EXERCISE INSTRUCTIONS:
Each line containing the word "contains" must be collected.

==================================================

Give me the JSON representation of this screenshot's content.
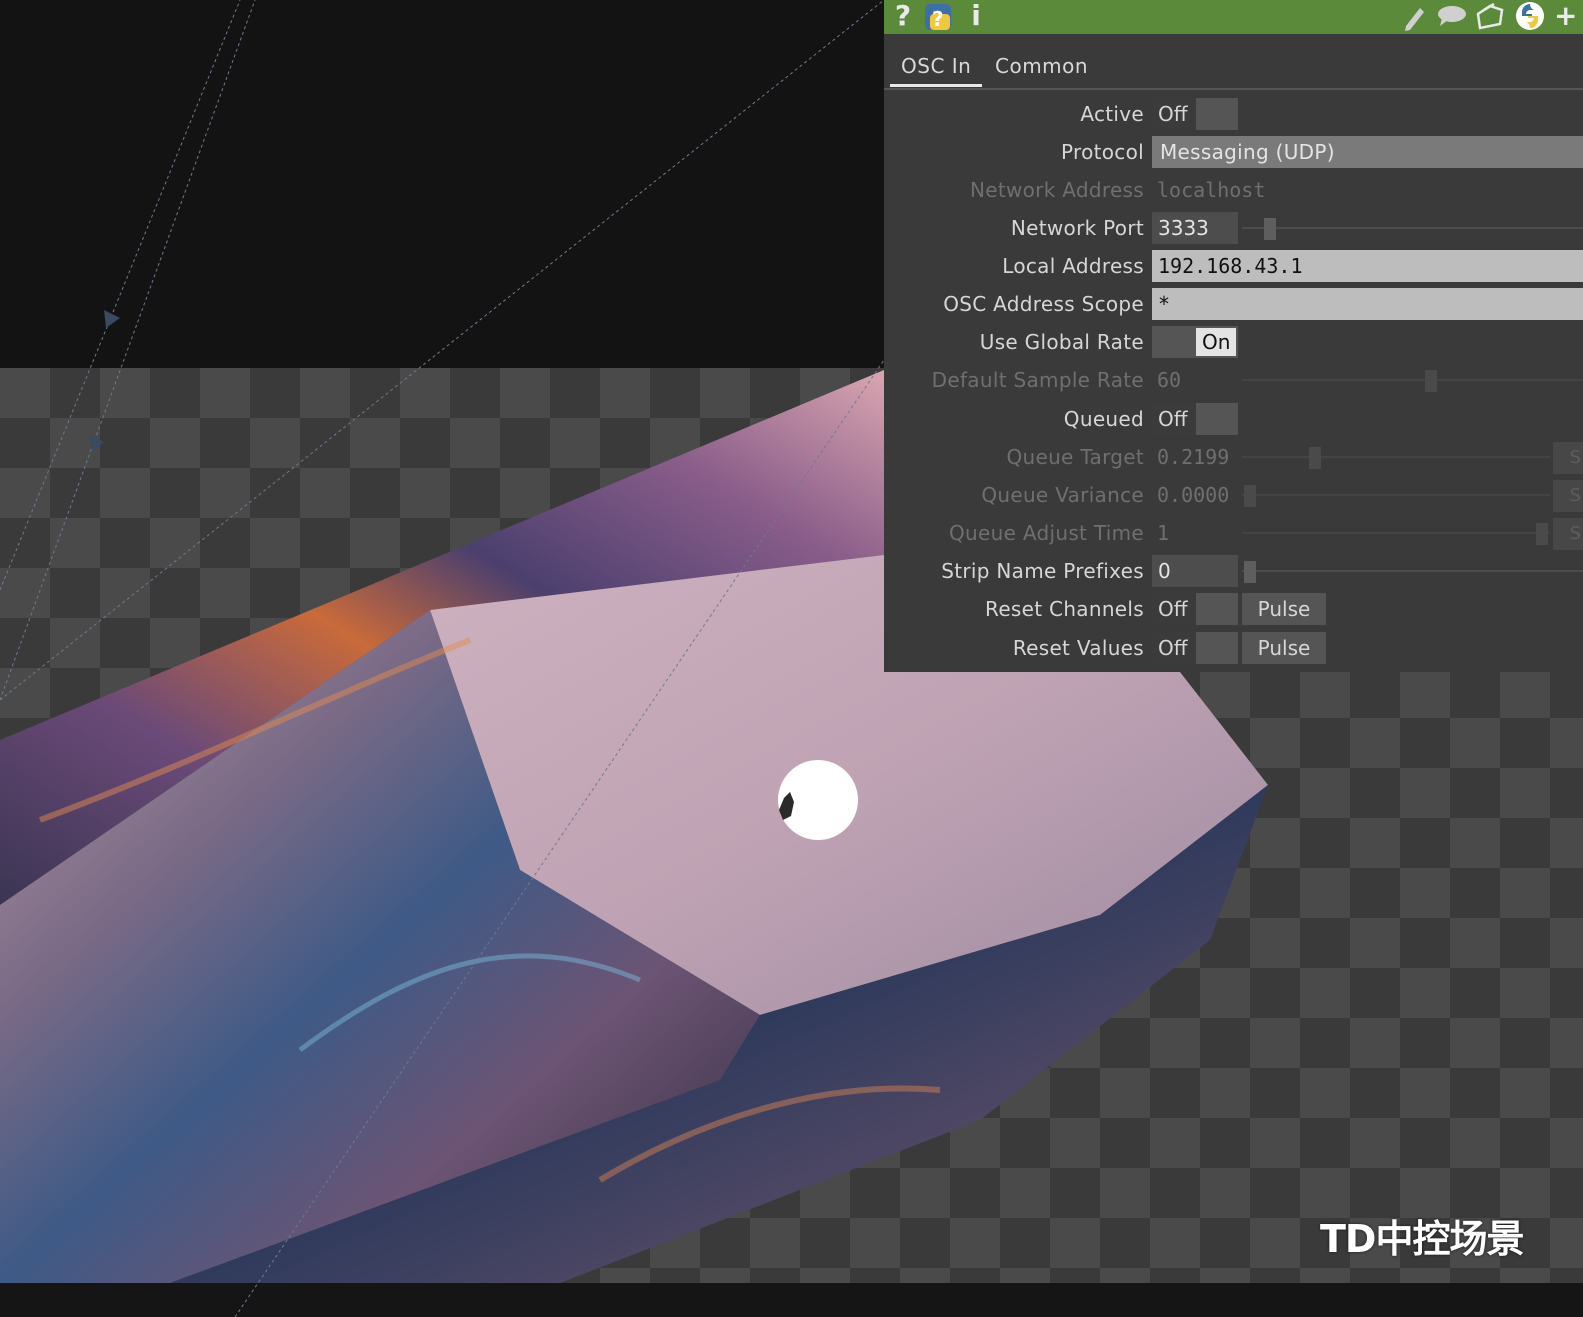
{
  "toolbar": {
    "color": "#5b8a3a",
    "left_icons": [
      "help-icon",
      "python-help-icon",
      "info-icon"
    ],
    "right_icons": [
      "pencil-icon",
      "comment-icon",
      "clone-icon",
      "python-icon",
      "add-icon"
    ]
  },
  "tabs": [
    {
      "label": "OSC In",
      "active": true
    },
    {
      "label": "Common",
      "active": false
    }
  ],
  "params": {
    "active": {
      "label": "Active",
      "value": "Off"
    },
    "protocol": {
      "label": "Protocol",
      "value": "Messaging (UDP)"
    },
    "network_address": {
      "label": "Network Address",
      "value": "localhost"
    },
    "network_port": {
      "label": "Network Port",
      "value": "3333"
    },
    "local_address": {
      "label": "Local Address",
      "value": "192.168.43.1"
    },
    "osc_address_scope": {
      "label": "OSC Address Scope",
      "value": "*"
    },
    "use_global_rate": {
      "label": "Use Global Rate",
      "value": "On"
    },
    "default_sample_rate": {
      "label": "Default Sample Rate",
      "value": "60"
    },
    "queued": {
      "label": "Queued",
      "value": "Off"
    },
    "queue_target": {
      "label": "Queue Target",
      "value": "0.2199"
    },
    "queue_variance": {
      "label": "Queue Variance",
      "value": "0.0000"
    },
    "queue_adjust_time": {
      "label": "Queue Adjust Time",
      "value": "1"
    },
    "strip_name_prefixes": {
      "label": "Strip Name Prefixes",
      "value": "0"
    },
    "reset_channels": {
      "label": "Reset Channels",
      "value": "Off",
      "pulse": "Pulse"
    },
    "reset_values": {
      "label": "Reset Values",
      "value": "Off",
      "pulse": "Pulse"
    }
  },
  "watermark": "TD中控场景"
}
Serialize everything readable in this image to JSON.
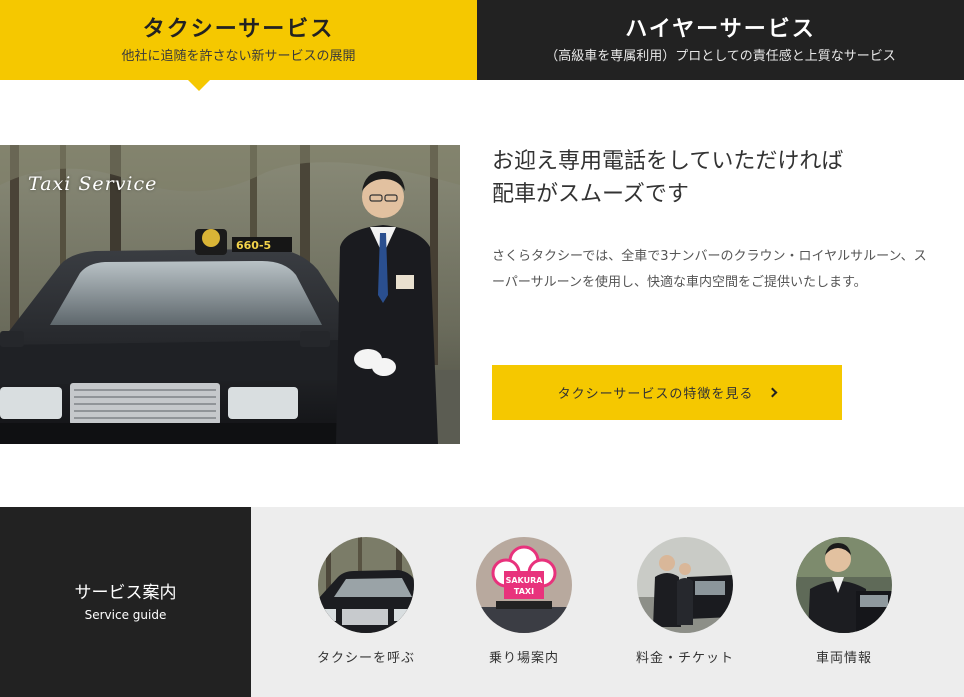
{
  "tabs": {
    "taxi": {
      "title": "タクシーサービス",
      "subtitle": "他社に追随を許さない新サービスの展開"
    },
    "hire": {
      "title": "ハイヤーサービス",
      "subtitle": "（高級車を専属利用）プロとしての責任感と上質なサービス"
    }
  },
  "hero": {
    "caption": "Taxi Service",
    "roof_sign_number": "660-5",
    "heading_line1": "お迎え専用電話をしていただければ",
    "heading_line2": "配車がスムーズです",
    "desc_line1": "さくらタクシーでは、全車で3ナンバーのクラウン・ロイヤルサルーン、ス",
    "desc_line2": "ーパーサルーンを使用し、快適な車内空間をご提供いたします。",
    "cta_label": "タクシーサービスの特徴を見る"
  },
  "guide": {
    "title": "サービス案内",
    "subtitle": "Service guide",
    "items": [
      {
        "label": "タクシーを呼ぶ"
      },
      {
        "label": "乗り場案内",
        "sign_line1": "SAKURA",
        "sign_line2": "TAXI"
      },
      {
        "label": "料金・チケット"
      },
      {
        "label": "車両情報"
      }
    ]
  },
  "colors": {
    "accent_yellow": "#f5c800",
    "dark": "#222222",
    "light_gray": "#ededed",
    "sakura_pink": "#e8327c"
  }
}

==================================================

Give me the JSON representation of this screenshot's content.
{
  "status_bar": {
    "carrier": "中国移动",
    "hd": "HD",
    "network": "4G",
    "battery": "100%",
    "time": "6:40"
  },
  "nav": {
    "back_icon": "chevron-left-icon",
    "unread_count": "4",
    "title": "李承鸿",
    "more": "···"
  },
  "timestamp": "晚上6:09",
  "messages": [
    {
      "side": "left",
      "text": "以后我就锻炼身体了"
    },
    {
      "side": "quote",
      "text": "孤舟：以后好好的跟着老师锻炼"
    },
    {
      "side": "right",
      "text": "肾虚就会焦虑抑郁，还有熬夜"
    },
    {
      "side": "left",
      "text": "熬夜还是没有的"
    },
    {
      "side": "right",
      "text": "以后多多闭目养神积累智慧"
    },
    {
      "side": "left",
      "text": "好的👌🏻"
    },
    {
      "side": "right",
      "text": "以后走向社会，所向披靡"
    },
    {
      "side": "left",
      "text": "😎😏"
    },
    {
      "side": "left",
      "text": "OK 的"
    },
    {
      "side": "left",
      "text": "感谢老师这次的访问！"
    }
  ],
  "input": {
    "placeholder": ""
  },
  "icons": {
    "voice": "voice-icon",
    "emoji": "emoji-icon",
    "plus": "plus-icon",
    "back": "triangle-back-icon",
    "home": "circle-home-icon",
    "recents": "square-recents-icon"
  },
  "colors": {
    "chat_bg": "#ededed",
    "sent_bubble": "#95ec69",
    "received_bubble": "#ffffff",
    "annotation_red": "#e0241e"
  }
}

==================================================

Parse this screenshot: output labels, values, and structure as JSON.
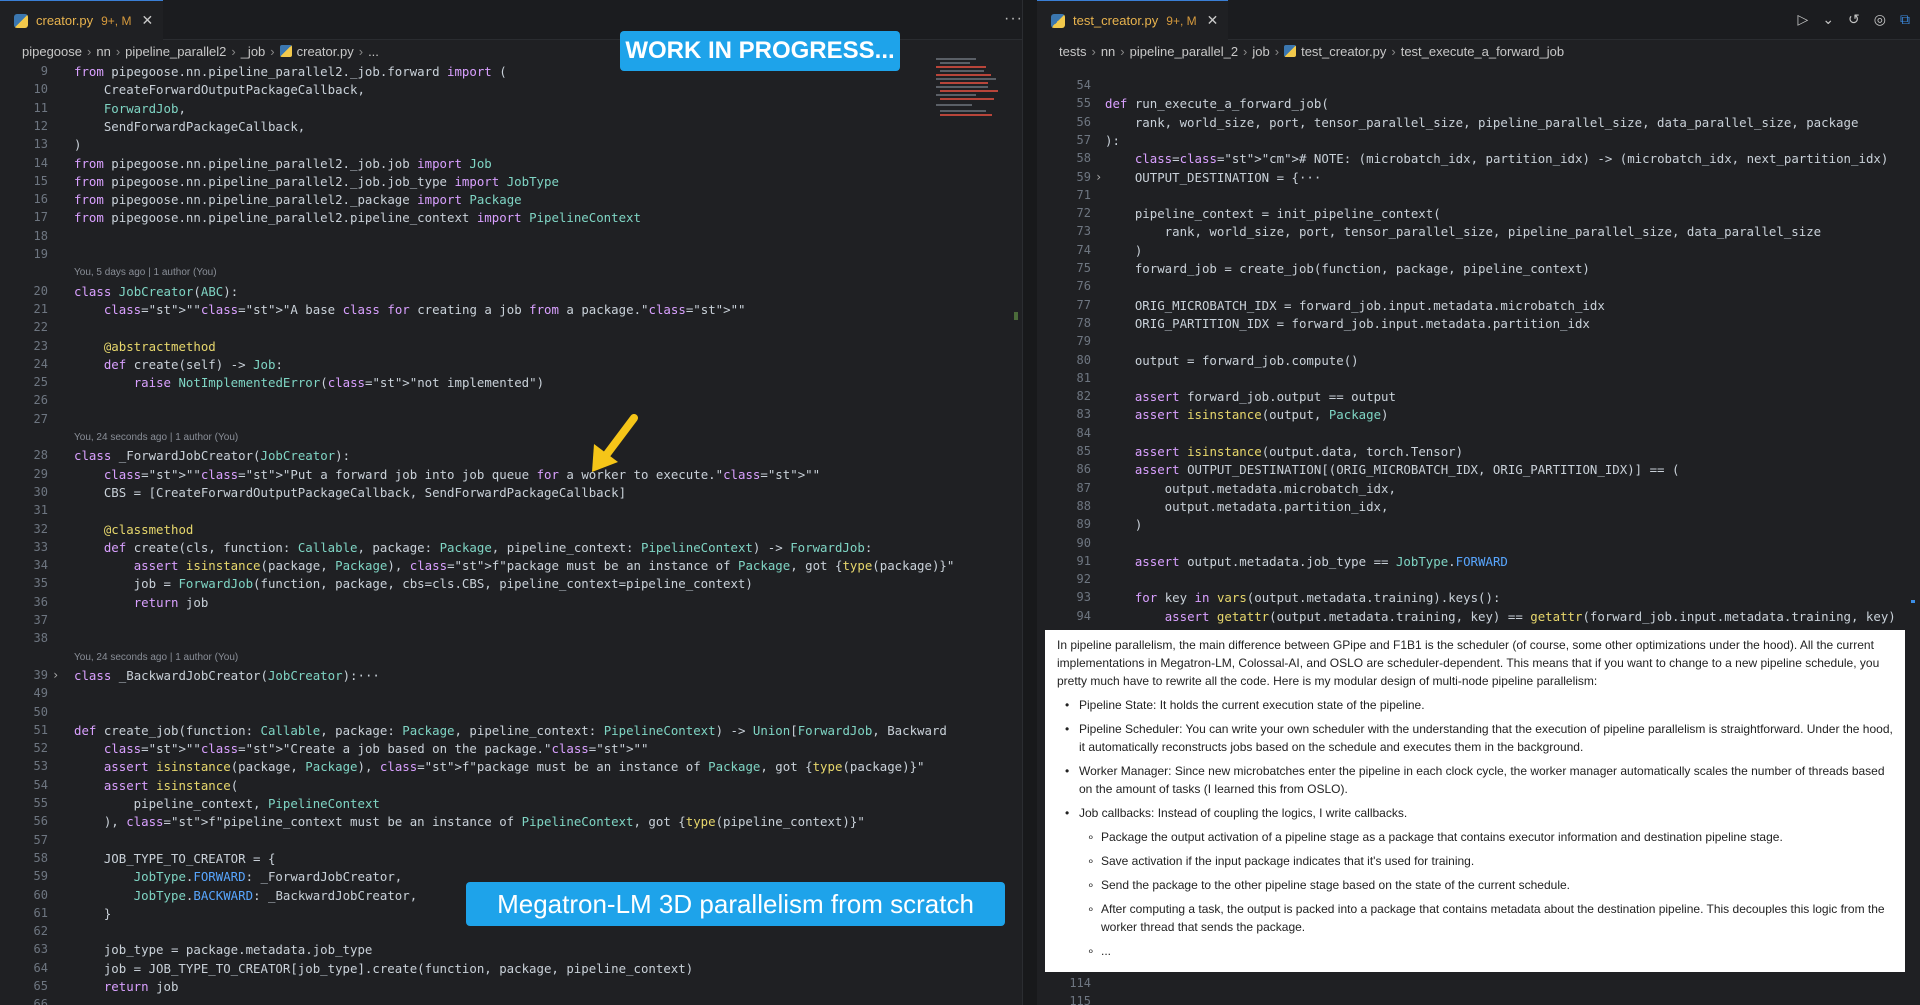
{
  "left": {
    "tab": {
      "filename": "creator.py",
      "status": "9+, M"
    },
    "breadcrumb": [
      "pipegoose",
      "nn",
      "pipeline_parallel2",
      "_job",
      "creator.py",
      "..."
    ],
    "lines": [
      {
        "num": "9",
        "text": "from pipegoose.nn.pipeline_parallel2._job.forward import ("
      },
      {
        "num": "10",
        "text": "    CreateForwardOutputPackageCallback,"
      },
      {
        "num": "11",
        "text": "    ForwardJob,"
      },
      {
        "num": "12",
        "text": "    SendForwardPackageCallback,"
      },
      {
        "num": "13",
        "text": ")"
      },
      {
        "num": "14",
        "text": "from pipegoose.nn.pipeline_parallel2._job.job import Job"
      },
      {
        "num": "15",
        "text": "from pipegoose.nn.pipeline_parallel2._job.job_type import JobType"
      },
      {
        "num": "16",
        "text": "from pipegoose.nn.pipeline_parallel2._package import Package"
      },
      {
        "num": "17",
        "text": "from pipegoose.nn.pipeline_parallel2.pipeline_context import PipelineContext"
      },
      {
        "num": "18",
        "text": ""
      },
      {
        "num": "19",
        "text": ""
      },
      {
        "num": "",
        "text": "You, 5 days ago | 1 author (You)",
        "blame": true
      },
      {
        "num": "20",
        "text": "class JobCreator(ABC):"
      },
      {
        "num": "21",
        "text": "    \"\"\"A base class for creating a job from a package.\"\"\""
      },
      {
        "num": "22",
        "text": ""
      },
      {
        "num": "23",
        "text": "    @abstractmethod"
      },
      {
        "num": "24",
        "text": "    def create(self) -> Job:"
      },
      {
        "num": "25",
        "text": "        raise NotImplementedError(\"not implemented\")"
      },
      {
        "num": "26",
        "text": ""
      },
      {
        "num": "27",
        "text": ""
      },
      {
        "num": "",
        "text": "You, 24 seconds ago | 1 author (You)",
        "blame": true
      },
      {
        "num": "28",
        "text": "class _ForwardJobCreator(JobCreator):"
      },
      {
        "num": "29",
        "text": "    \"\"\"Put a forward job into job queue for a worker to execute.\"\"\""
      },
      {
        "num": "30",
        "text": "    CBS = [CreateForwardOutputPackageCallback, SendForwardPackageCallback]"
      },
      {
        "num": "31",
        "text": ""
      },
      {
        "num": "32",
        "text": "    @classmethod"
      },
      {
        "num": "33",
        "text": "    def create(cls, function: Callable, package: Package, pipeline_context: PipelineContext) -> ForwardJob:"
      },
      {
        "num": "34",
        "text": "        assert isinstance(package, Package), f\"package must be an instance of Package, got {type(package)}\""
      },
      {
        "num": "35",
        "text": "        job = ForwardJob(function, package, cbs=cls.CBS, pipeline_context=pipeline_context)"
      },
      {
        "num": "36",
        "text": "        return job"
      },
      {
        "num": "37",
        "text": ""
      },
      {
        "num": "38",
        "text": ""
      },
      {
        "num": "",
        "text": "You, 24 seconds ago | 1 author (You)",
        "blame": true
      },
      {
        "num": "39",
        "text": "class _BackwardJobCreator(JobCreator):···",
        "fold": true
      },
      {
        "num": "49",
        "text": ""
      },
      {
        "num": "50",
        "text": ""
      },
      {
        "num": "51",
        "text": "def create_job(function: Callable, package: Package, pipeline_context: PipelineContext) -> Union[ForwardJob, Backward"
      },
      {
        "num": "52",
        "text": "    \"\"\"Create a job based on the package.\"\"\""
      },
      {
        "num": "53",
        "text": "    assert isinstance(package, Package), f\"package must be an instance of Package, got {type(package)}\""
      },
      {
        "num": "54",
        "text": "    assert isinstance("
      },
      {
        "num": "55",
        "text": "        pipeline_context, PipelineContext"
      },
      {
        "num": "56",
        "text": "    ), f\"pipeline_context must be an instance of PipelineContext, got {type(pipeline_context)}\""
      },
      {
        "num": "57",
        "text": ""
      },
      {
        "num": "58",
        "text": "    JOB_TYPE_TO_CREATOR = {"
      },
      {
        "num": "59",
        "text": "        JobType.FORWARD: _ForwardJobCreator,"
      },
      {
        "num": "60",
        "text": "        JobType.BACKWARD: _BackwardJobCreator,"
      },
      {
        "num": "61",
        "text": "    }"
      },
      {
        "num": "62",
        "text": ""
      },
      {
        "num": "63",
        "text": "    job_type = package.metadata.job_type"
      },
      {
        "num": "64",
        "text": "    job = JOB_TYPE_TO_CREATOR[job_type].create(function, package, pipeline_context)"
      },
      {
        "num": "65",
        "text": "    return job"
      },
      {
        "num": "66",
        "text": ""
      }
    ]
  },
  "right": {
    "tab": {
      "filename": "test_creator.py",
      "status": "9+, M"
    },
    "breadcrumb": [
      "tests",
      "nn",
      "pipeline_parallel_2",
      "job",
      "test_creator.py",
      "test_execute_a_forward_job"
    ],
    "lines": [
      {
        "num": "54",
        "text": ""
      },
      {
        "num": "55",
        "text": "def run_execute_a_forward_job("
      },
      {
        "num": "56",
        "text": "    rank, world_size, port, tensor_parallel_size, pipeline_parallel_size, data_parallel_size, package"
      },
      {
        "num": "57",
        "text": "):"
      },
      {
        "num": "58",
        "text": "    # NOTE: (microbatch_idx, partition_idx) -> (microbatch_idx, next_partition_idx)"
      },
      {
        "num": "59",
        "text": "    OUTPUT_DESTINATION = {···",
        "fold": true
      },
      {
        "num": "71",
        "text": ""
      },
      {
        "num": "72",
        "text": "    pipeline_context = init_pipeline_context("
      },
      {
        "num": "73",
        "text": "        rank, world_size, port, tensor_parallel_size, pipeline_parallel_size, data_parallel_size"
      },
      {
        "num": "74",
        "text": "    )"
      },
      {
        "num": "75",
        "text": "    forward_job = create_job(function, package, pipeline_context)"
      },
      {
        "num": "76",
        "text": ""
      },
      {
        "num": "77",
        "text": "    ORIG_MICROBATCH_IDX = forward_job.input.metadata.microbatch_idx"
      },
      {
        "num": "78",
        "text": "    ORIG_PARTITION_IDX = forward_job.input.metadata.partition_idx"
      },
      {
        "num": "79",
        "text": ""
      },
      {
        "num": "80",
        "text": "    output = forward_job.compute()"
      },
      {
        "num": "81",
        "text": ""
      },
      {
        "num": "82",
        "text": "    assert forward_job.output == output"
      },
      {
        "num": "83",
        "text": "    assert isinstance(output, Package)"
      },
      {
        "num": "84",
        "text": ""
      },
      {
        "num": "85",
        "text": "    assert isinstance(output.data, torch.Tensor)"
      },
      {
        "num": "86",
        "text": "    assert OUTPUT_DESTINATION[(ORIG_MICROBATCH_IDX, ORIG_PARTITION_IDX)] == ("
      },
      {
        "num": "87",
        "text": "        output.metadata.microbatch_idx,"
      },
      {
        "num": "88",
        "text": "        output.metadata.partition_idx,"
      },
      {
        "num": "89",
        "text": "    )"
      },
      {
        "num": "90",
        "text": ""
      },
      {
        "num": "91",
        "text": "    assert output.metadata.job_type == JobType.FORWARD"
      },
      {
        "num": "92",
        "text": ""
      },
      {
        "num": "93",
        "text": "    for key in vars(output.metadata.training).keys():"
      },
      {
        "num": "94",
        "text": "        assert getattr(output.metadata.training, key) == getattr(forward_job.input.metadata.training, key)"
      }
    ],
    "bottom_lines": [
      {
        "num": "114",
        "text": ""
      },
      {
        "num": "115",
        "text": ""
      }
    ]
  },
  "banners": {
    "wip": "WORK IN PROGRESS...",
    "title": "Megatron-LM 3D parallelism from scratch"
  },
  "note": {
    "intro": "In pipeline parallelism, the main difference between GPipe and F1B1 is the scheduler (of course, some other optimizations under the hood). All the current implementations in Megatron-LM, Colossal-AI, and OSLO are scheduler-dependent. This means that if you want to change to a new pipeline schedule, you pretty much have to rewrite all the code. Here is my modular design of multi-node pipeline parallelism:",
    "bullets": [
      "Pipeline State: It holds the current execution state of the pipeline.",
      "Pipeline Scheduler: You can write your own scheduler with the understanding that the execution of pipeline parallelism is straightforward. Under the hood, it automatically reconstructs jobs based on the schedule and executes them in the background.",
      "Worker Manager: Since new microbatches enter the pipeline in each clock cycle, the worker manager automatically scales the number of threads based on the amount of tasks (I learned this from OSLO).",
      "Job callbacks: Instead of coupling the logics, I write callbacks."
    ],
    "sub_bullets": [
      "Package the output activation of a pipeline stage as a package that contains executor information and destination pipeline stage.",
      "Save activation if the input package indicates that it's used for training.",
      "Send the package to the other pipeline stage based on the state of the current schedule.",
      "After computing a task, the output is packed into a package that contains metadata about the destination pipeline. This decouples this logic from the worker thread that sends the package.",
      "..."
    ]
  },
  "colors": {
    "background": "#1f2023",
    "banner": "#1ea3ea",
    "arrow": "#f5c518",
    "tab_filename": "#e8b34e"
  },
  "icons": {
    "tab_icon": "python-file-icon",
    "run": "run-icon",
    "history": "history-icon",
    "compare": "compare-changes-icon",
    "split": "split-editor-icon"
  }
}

==================================================

FULL ANSWER:
      "Package the output activation of a pipeline stage as a package that contains executor information and destination pipeline stage.",
      "After computing a task, the output is packed into a package that contains metadata about the destination pipeline. This decouples this logic from the worker thread that sends the package.",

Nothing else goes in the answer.